[EXERCISE DETAILS]: Output all of the data below exactly as given.
* * *
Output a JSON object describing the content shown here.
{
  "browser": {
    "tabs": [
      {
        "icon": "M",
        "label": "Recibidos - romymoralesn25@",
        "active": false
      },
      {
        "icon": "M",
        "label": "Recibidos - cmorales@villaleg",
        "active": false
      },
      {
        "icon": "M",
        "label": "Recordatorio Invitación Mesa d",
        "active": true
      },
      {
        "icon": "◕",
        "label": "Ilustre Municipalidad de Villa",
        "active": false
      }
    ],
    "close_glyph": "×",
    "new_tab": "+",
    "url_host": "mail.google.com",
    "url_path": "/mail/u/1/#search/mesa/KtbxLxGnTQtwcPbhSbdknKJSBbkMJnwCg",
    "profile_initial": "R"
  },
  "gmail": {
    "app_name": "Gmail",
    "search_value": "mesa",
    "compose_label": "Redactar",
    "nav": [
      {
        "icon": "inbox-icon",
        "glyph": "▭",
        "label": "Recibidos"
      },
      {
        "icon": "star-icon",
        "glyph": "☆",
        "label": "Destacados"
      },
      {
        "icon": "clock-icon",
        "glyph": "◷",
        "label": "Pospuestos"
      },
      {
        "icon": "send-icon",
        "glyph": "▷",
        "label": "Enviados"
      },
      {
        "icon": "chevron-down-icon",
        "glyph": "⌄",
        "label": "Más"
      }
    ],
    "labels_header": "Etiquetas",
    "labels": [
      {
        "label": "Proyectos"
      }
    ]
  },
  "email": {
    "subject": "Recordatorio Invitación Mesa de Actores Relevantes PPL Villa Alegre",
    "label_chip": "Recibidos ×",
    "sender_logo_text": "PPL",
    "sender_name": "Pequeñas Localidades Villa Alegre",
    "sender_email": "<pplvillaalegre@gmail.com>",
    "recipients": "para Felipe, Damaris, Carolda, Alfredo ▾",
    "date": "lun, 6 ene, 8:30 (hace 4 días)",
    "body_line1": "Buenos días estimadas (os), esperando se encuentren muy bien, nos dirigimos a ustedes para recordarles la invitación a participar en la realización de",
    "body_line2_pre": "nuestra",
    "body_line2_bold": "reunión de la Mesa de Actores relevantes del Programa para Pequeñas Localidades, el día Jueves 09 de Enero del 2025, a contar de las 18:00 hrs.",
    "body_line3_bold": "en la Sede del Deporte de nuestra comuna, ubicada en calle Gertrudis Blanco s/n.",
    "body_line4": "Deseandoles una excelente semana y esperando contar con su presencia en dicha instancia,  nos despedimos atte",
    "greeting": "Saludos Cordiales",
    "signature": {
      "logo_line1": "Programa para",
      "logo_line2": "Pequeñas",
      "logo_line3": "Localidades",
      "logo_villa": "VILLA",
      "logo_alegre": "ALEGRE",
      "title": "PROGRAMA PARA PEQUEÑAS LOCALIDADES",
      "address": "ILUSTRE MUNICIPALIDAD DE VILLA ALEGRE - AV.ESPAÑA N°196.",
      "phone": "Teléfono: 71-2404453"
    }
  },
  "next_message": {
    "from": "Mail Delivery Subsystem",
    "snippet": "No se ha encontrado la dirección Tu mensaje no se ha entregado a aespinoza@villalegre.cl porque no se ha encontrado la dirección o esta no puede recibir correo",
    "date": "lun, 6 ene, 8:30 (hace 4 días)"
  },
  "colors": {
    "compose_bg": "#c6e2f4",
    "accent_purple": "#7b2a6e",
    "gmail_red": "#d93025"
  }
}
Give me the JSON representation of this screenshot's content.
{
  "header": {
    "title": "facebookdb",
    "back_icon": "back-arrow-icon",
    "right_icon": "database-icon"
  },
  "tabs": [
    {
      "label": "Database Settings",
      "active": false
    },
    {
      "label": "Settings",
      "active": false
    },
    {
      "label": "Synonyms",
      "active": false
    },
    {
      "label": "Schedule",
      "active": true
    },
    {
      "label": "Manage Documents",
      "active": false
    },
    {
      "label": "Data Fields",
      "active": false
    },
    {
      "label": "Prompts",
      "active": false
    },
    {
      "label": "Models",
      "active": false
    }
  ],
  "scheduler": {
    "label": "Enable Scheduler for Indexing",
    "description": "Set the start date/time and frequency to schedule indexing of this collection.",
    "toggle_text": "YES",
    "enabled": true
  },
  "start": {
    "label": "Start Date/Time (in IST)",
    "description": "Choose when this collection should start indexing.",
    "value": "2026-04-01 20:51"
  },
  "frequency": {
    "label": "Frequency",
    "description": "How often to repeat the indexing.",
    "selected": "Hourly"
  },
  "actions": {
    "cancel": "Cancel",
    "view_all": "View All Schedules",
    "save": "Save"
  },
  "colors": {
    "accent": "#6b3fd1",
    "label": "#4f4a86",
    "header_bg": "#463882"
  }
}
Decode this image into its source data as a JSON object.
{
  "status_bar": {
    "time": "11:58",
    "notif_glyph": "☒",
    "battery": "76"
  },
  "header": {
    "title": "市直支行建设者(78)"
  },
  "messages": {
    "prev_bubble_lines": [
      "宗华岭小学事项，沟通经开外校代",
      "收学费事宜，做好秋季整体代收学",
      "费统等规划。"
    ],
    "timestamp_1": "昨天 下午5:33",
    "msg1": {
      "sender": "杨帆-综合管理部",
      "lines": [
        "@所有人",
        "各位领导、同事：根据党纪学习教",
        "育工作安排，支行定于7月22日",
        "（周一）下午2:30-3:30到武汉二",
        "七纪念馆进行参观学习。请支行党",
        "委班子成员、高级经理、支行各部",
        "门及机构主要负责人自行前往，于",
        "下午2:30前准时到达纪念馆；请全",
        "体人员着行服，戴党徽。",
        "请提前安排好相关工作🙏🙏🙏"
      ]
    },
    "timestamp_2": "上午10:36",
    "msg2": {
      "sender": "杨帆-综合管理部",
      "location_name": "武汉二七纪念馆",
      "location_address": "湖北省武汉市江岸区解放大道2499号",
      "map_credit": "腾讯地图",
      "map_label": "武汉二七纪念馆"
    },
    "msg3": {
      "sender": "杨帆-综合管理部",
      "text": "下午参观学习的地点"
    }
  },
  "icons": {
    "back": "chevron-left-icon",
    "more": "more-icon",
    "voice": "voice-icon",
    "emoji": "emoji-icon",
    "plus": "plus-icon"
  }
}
* * *
[WRITTEN SOLUTION]:
Output a JSON object describing the content shown here.
{
  "browser": {
    "tabs": [
      {
        "icon": "M",
        "label": "Recibidos - romymoralesn25@",
        "active": false
      },
      {
        "icon": "M",
        "label": "Recibidos - cmorales@villaleg",
        "active": false
      },
      {
        "icon": "M",
        "label": "Recordatorio Invitación Mesa d",
        "active": true
      },
      {
        "icon": "◕",
        "label": "Ilustre Municipalidad de Villa",
        "active": false
      }
    ],
    "close_glyph": "×",
    "new_tab": "+",
    "url_host": "mail.google.com",
    "url_path": "/mail/u/1/#search/mesa/KtbxLxGnTQtwcPbhSbdknKJSBbkMJnwCg",
    "profile_initial": "R"
  },
  "gmail": {
    "app_name": "Gmail",
    "search_value": "mesa",
    "compose_label": "Redactar",
    "nav": [
      {
        "icon": "inbox-icon",
        "glyph": "▭",
        "label": "Recibidos"
      },
      {
        "icon": "star-icon",
        "glyph": "☆",
        "label": "Destacados"
      },
      {
        "icon": "clock-icon",
        "glyph": "◷",
        "label": "Pospuestos"
      },
      {
        "icon": "send-icon",
        "glyph": "▷",
        "label": "Enviados"
      },
      {
        "icon": "chevron-down-icon",
        "glyph": "⌄",
        "label": "Más"
      }
    ],
    "labels_header": "Etiquetas",
    "labels": [
      {
        "label": "Proyectos"
      }
    ]
  },
  "email": {
    "subject": "Recordatorio Invitación Mesa de Actores Relevantes PPL Villa Alegre",
    "label_chip": "Recibidos ×",
    "sender_logo_text": "PPL",
    "sender_name": "Pequeñas Localidades Villa Alegre",
    "sender_email": "<pplvillaalegre@gmail.com>",
    "recipients": "para Felipe, Damaris, Carolda, Alfredo ▾",
    "date": "lun, 6 ene, 8:30 (hace 4 días)",
    "body_line1": "Buenos días estimadas (os), esperando se encuentren muy bien, nos dirigimos a ustedes para recordarles la invitación a participar en la realización de",
    "body_line2_pre": "nuestra",
    "body_line2_bold": "reunión de la Mesa de Actores relevantes del Programa para Pequeñas Localidades, el día Jueves 09 de Enero del 2025, a contar de las 18:00 hrs.",
    "body_line3_bold": "en la Sede del Deporte de nuestra comuna, ubicada en calle Gertrudis Blanco s/n.",
    "body_line4": "Deseandoles una excelente semana y esperando contar con su presencia en dicha instancia,  nos despedimos atte",
    "greeting": "Saludos Cordiales",
    "signature": {
      "logo_line1": "Programa para",
      "logo_line2": "Pequeñas",
      "logo_line3": "Localidades",
      "logo_villa": "VILLA",
      "logo_alegre": "ALEGRE",
      "title": "PROGRAMA PARA PEQUEÑAS LOCALIDADES",
      "address": "ILUSTRE MUNICIPALIDAD DE VILLA ALEGRE - AV.ESPAÑA N°196.",
      "phone": "Teléfono: 71-2404453"
    }
  },
  "next_message": {
    "from": "Mail Delivery Subsystem",
    "snippet": "No se ha encontrado la dirección Tu mensaje no se ha entregado a aespinoza@villalegre.cl porque no se ha encontrado la dirección o esta no puede recibir correo",
    "date": "lun, 6 ene, 8:30 (hace 4 días)"
  },
  "colors": {
    "compose_bg": "#c6e2f4",
    "accent_purple": "#7b2a6e",
    "gmail_red": "#d93025"
  }
}
Give me the JSON representation of this screenshot's content.
{
  "header": {
    "title": "facebookdb",
    "back_icon": "back-arrow-icon",
    "right_icon": "database-icon"
  },
  "tabs": [
    {
      "label": "Database Settings",
      "active": false
    },
    {
      "label": "Settings",
      "active": false
    },
    {
      "label": "Synonyms",
      "active": false
    },
    {
      "label": "Schedule",
      "active": true
    },
    {
      "label": "Manage Documents",
      "active": false
    },
    {
      "label": "Data Fields",
      "active": false
    },
    {
      "label": "Prompts",
      "active": false
    },
    {
      "label": "Models",
      "active": false
    }
  ],
  "scheduler": {
    "label": "Enable Scheduler for Indexing",
    "description": "Set the start date/time and frequency to schedule indexing of this collection.",
    "toggle_text": "YES",
    "enabled": true
  },
  "start": {
    "label": "Start Date/Time (in IST)",
    "description": "Choose when this collection should start indexing.",
    "value": "2026-04-01 20:51"
  },
  "frequency": {
    "label": "Frequency",
    "description": "How often to repeat the indexing.",
    "selected": "Hourly"
  },
  "actions": {
    "cancel": "Cancel",
    "view_all": "View All Schedules",
    "save": "Save"
  },
  "colors": {
    "accent": "#6b3fd1",
    "label": "#4f4a86",
    "header_bg": "#463882"
  }
}
Decode this image into its source data as a JSON object.
{
  "status_bar": {
    "time": "11:58",
    "notif_glyph": "☒",
    "battery": "76"
  },
  "header": {
    "title": "市直支行建设者(78)"
  },
  "messages": {
    "prev_bubble_lines": [
      "宗华岭小学事项，沟通经开外校代",
      "收学费事宜，做好秋季整体代收学",
      "费统等规划。"
    ],
    "timestamp_1": "昨天 下午5:33",
    "msg1": {
      "sender": "杨帆-综合管理部",
      "lines": [
        "@所有人",
        "各位领导、同事：根据党纪学习教",
        "育工作安排，支行定于7月22日",
        "（周一）下午2:30-3:30到武汉二",
        "七纪念馆进行参观学习。请支行党",
        "委班子成员、高级经理、支行各部",
        "门及机构主要负责人自行前往，于",
        "下午2:30前准时到达纪念馆；请全",
        "体人员着行服，戴党徽。",
        "请提前安排好相关工作🙏🙏🙏"
      ]
    },
    "timestamp_2": "上午10:36",
    "msg2": {
      "sender": "杨帆-综合管理部",
      "location_name": "武汉二七纪念馆",
      "location_address": "湖北省武汉市江岸区解放大道2499号",
      "map_credit": "腾讯地图",
      "map_label": "武汉二七纪念馆"
    },
    "msg3": {
      "sender": "杨帆-综合管理部",
      "text": "下午参观学习的地点"
    }
  },
  "icons": {
    "back": "chevron-left-icon",
    "more": "more-icon",
    "voice": "voice-icon",
    "emoji": "emoji-icon",
    "plus": "plus-icon"
  }
}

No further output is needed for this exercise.